* [WHAT YOU NEED TO DO]:
Please print the full listing exactly.

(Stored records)
§
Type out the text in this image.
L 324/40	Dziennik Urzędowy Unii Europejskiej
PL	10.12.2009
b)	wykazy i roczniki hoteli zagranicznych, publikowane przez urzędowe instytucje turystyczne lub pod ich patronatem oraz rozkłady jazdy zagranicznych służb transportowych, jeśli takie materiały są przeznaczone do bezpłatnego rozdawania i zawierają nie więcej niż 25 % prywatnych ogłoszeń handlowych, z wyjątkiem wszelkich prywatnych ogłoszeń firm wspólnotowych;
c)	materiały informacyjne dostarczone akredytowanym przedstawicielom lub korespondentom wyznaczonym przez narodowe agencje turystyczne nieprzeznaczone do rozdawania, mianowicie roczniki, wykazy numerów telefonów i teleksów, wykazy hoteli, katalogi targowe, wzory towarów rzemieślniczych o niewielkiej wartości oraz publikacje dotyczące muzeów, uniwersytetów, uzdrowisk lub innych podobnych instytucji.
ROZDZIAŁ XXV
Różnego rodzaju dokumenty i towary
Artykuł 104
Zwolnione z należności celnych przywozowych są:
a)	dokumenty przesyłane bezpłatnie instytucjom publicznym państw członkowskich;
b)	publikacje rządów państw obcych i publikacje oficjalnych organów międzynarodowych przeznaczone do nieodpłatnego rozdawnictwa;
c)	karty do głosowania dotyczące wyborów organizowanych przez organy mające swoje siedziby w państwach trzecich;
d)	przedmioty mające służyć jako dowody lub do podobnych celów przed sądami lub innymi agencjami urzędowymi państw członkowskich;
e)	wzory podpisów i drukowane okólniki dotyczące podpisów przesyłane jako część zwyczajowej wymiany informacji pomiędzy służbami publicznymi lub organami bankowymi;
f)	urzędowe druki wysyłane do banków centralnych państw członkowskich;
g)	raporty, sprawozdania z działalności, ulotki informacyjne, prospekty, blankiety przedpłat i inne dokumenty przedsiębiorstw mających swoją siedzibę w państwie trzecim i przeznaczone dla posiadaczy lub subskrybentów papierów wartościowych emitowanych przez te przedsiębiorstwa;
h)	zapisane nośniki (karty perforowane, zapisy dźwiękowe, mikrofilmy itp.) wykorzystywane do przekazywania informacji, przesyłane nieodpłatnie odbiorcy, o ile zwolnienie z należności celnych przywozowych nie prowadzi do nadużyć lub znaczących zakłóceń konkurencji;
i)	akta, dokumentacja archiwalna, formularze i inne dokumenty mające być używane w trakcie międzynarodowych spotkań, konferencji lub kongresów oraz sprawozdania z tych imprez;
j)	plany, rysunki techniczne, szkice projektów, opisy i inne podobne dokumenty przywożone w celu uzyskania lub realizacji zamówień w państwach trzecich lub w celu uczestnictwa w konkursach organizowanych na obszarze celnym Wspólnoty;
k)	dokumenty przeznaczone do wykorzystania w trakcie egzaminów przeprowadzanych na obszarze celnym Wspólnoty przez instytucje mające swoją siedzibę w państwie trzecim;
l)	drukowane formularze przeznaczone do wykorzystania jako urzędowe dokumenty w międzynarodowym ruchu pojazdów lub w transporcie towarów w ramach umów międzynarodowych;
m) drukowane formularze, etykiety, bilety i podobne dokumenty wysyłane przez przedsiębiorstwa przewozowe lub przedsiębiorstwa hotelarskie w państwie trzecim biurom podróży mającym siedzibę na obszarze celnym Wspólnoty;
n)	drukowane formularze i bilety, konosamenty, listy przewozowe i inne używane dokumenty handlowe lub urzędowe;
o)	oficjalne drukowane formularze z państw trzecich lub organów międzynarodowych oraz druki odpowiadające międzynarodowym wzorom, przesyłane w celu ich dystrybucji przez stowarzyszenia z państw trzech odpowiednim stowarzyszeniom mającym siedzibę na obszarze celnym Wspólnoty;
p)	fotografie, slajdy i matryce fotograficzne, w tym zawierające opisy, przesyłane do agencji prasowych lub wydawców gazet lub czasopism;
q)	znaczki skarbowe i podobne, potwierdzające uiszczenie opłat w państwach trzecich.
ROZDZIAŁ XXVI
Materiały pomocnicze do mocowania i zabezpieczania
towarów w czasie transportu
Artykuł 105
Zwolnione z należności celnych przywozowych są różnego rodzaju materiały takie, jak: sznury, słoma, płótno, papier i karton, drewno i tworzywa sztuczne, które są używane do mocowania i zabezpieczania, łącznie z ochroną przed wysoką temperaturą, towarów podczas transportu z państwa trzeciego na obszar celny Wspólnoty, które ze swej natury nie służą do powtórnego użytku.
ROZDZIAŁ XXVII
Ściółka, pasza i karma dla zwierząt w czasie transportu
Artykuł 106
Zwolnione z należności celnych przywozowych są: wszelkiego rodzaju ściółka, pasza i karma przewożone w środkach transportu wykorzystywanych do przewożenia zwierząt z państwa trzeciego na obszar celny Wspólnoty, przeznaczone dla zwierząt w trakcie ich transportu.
§
* [THE RESPONSE]:
Type out the text in this image.
L 324/40	Dziennik Urzędowy Unii Europejskiej
PL	10.12.2009
b)	wykazy i roczniki hoteli zagranicznych, publikowane przez urzędowe instytucje turystyczne lub pod ich patronatem oraz rozkłady jazdy zagranicznych służb transportowych, jeśli takie materiały są przeznaczone do bezpłatnego rozdawania i zawierają nie więcej niż 25 % prywatnych ogłoszeń handlowych, z wyjątkiem wszelkich prywatnych ogłoszeń firm wspólnotowych;
c)	materiały informacyjne dostarczone akredytowanym przedstawicielom lub korespondentom wyznaczonym przez narodowe agencje turystyczne nieprzeznaczone do rozdawania, mianowicie roczniki, wykazy numerów telefonów i teleksów, wykazy hoteli, katalogi targowe, wzory towarów rzemieślniczych o niewielkiej wartości oraz publikacje dotyczące muzeów, uniwersytetów, uzdrowisk lub innych podobnych instytucji.
ROZDZIAŁ XXV
Różnego rodzaju dokumenty i towary
Artykuł 104
Zwolnione z należności celnych przywozowych są:
a)	dokumenty przesyłane bezpłatnie instytucjom publicznym państw członkowskich;
b)	publikacje rządów państw obcych i publikacje oficjalnych organów międzynarodowych przeznaczone do nieodpłatnego rozdawnictwa;
c)	karty do głosowania dotyczące wyborów organizowanych przez organy mające swoje siedziby w państwach trzecich;
d)	przedmioty mające służyć jako dowody lub do podobnych celów przed sądami lub innymi agencjami urzędowymi państw członkowskich;
e)	wzory podpisów i drukowane okólniki dotyczące podpisów przesyłane jako część zwyczajowej wymiany informacji pomiędzy służbami publicznymi lub organami bankowymi;
f)	urzędowe druki wysyłane do banków centralnych państw członkowskich;
g)	raporty, sprawozdania z działalności, ulotki informacyjne, prospekty, blankiety przedpłat i inne dokumenty przedsiębiorstw mających swoją siedzibę w państwie trzecim i przeznaczone dla posiadaczy lub subskrybentów papierów wartościowych emitowanych przez te przedsiębiorstwa;
h)	zapisane nośniki (karty perforowane, zapisy dźwiękowe, mikrofilmy itp.) wykorzystywane do przekazywania informacji, przesyłane nieodpłatnie odbiorcy, o ile zwolnienie z należności celnych przywozowych nie prowadzi do nadużyć lub znaczących zakłóceń konkurencji;
i)	akta, dokumentacja archiwalna, formularze i inne dokumenty mające być używane w trakcie międzynarodowych spotkań, konferencji lub kongresów oraz sprawozdania z tych imprez;
j)	plany, rysunki techniczne, szkice projektów, opisy i inne podobne dokumenty przywożone w celu uzyskania lub realizacji zamówień w państwach trzecich lub w celu uczestnictwa w konkursach organizowanych na obszarze celnym Wspólnoty;
k)	dokumenty przeznaczone do wykorzystania w trakcie egzaminów przeprowadzanych na obszarze celnym Wspólnoty przez instytucje mające swoją siedzibę w państwie trzecim;
l)	drukowane formularze przeznaczone do wykorzystania jako urzędowe dokumenty w międzynarodowym ruchu pojazdów lub w transporcie towarów w ramach umów międzynarodowych;
m) drukowane formularze, etykiety, bilety i podobne dokumenty wysyłane przez przedsiębiorstwa przewozowe lub przedsiębiorstwa hotelarskie w państwie trzecim biurom podróży mającym siedzibę na obszarze celnym Wspólnoty;
n)	drukowane formularze i bilety, konosamenty, listy przewozowe i inne używane dokumenty handlowe lub urzędowe;
o)	oficjalne drukowane formularze z państw trzecich lub organów międzynarodowych oraz druki odpowiadające międzynarodowym wzorom, przesyłane w celu ich dystrybucji przez stowarzyszenia z państw trzech odpowiednim stowarzyszeniom mającym siedzibę na obszarze celnym Wspólnoty;
p)	fotografie, slajdy i matryce fotograficzne, w tym zawierające opisy, przesyłane do agencji prasowych lub wydawców gazet lub czasopism;
q)	znaczki skarbowe i podobne, potwierdzające uiszczenie opłat w państwach trzecich.
ROZDZIAŁ XXVI
Materiały pomocnicze do mocowania i zabezpieczania
towarów w czasie transportu
Artykuł 105
Zwolnione z należności celnych przywozowych są różnego rodzaju materiały takie, jak: sznury, słoma, płótno, papier i karton, drewno i tworzywa sztuczne, które są używane do mocowania i zabezpieczania, łącznie z ochroną przed wysoką temperaturą, towarów podczas transportu z państwa trzeciego na obszar celny Wspólnoty, które ze swej natury nie służą do powtórnego użytku.
ROZDZIAŁ XXVII
Ściółka, pasza i karma dla zwierząt w czasie transportu
Artykuł 106
Zwolnione z należności celnych przywozowych są: wszelkiego rodzaju ściółka, pasza i karma przewożone w środkach transportu wykorzystywanych do przewożenia zwierząt z państwa trzeciego na obszar celny Wspólnoty, przeznaczone dla zwierząt w trakcie ich transportu.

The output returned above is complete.